§ Written exercise:
Output every entry exactly as written, skipping any pictures.

§ Rows:
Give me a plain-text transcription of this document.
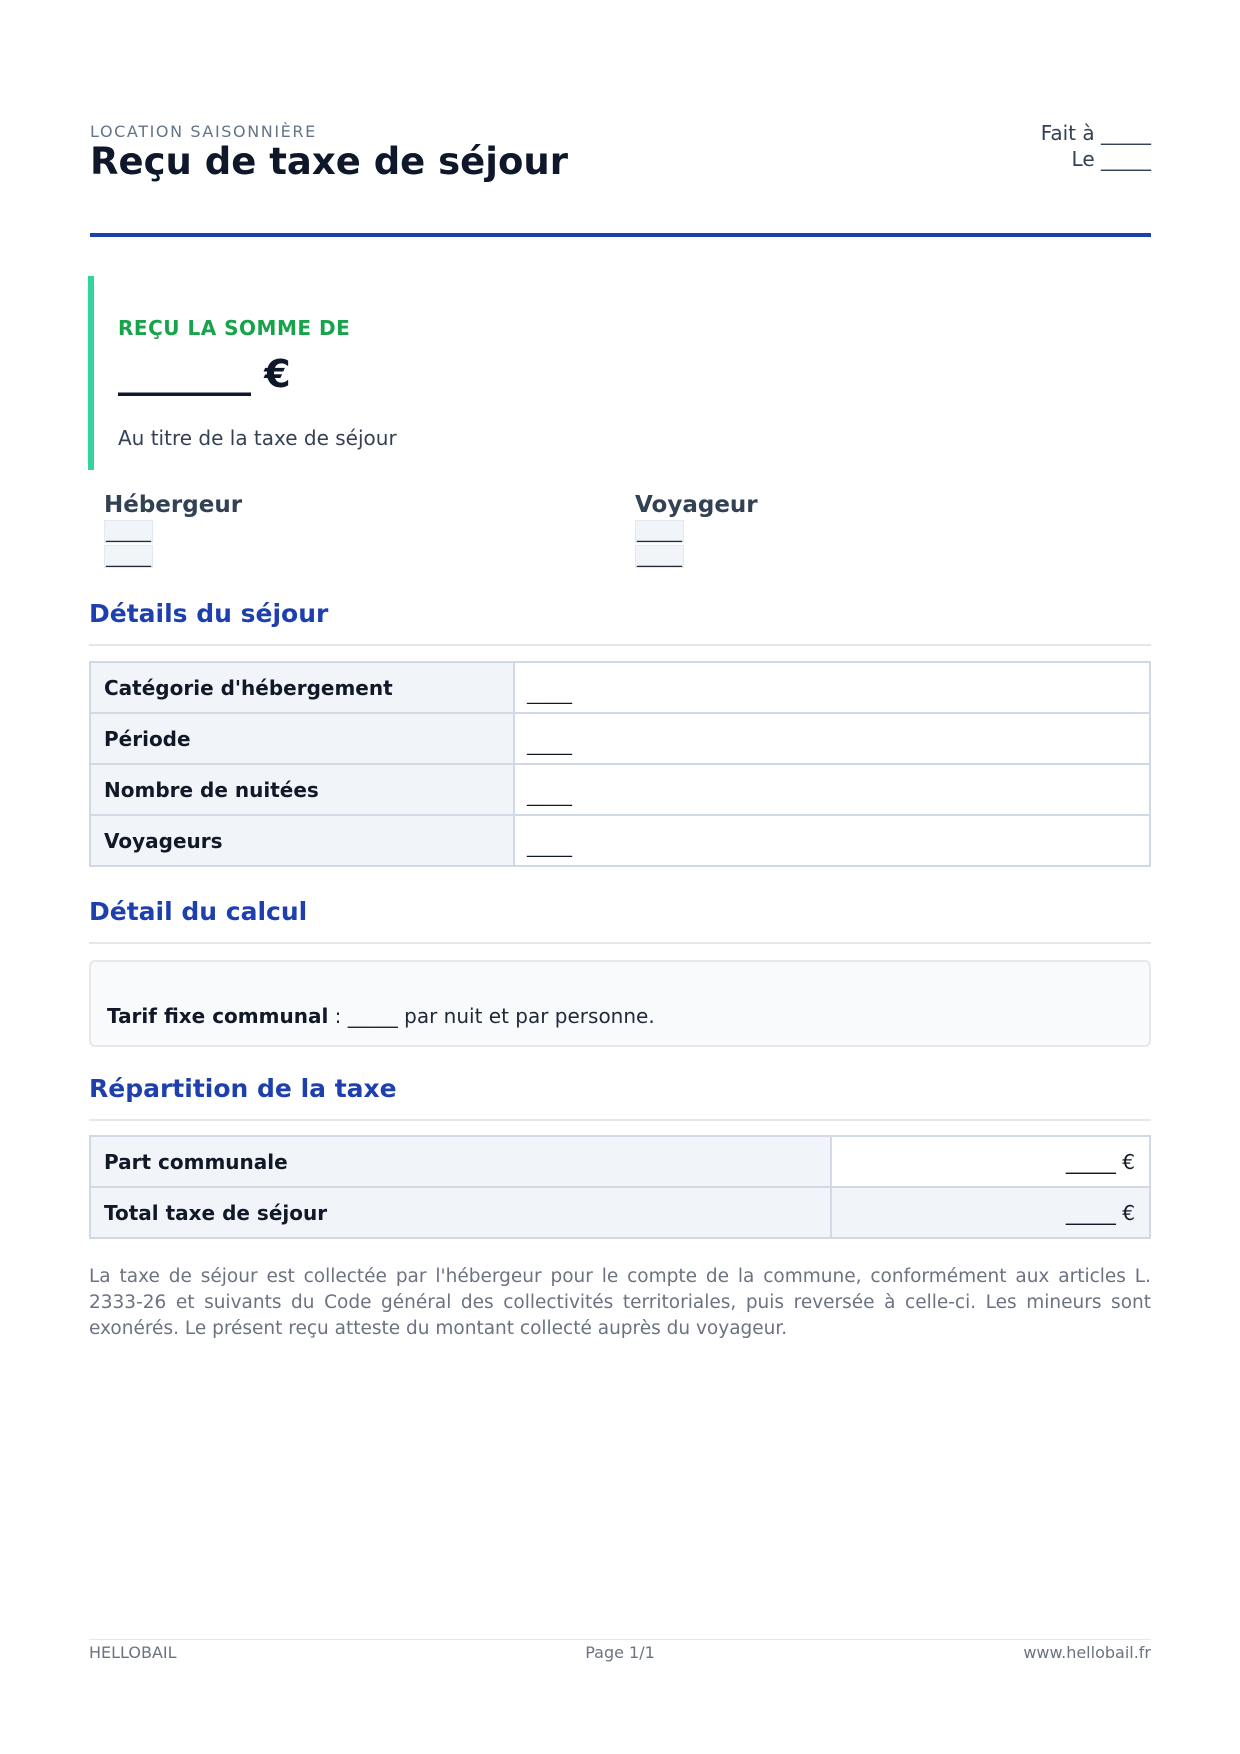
LOCATION SAISONNIÈRE
Reçu de taxe de séjour
Fait à _____
Le _____
REÇU LA SOMME DE
_______ €
Au titre de la taxe de séjour
Hébergeur
_____
_____
Voyageur
_____
_____
Détails du séjour
Catégorie d'hébergement	_____
Période	_____
Nombre de nuitées	_____
Voyageurs	_____
Détail du calcul
Tarif fixe communal : _____ par nuit et par personne.
Répartition de la taxe
Part communale	_____ €
Total taxe de séjour	_____ €
La taxe de séjour est collectée par l'hébergeur pour le compte de la commune, conformément aux articles L. 2333-26 et suivants du Code général des collectivités territoriales, puis reversée à celle-ci. Les mineurs sont exonérés. Le présent reçu atteste du montant collecté auprès du voyageur.
HELLOBAIL	Page 1/1	www.hellobail.fr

§ Final result:
Give me a plain-text transcription of this document.
LOCATION SAISONNIÈRE
Reçu de taxe de séjour
Fait à _____
Le _____
REÇU LA SOMME DE
_______ €
Au titre de la taxe de séjour
Hébergeur
_____
_____
Voyageur
_____
_____
Détails du séjour
Catégorie d'hébergement	_____
Période	_____
Nombre de nuitées	_____
Voyageurs	_____
Détail du calcul
Tarif fixe communal : _____ par nuit et par personne.
Répartition de la taxe
Part communale	_____ €
Total taxe de séjour	_____ €
La taxe de séjour est collectée par l'hébergeur pour le compte de la commune, conformément aux articles L. 2333-26 et suivants du Code général des collectivités territoriales, puis reversée à celle-ci. Les mineurs sont exonérés. Le présent reçu atteste du montant collecté auprès du voyageur.
HELLOBAIL	Page 1/1	www.hellobail.fr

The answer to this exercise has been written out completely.